DIRECTION
Examine the material below. Gather every line in which the string "времени" appears.

++++ SUPPLIED RECORDS

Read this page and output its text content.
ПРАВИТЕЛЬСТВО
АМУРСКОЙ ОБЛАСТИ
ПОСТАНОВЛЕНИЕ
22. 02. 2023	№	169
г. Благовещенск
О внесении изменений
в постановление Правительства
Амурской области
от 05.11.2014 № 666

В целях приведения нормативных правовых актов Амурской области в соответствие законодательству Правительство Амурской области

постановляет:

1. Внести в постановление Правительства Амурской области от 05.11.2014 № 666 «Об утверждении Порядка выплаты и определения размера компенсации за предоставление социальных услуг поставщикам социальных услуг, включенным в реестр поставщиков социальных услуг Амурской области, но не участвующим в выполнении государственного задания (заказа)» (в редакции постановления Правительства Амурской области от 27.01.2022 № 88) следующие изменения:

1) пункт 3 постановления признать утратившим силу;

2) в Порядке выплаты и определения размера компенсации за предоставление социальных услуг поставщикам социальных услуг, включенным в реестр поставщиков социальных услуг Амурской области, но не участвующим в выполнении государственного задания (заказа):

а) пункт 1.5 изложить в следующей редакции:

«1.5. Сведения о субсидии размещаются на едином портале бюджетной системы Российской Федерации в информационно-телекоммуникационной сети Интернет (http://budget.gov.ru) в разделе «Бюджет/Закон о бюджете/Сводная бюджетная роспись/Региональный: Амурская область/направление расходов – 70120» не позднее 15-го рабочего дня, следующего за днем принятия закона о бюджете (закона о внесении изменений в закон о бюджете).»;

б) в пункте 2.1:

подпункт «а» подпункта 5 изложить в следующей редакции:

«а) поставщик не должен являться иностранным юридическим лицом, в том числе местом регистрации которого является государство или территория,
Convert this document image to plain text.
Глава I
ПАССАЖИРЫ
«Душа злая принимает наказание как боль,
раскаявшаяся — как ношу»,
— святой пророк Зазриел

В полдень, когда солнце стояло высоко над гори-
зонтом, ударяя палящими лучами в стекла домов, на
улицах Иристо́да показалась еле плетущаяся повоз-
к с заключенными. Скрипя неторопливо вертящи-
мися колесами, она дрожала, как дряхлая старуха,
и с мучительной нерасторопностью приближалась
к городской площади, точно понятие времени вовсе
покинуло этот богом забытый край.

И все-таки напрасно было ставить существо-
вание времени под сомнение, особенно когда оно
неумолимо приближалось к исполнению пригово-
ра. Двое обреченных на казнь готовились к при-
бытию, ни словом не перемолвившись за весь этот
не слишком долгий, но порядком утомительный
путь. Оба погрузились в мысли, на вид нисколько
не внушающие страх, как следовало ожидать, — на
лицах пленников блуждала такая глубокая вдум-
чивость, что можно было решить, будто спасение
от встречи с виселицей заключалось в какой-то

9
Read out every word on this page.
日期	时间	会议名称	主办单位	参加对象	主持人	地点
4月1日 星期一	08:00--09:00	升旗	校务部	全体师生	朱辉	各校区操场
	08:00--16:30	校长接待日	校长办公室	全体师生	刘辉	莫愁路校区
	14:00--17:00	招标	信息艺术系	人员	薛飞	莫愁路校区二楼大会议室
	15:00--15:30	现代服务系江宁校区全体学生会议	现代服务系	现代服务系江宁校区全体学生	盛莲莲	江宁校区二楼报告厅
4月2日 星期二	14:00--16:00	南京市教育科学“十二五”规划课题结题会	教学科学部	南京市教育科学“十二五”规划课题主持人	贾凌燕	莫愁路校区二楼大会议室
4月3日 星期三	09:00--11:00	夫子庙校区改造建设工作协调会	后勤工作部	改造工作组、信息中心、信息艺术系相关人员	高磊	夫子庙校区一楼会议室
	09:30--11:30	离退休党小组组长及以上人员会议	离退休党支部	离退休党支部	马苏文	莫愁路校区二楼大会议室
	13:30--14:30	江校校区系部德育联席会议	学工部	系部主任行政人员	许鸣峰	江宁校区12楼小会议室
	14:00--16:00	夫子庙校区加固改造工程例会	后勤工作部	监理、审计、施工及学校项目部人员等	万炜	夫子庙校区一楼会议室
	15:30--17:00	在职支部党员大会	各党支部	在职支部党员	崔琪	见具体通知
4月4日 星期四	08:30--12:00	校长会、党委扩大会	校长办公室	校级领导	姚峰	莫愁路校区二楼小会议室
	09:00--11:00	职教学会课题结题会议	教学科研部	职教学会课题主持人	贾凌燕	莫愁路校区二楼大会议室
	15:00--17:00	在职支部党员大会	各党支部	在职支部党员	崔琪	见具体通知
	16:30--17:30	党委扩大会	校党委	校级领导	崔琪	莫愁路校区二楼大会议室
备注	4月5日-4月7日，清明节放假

++++++++

ANSWER
к городской площади, точно понятие времени вовсе
вание времени под сомнение, особенно когда оно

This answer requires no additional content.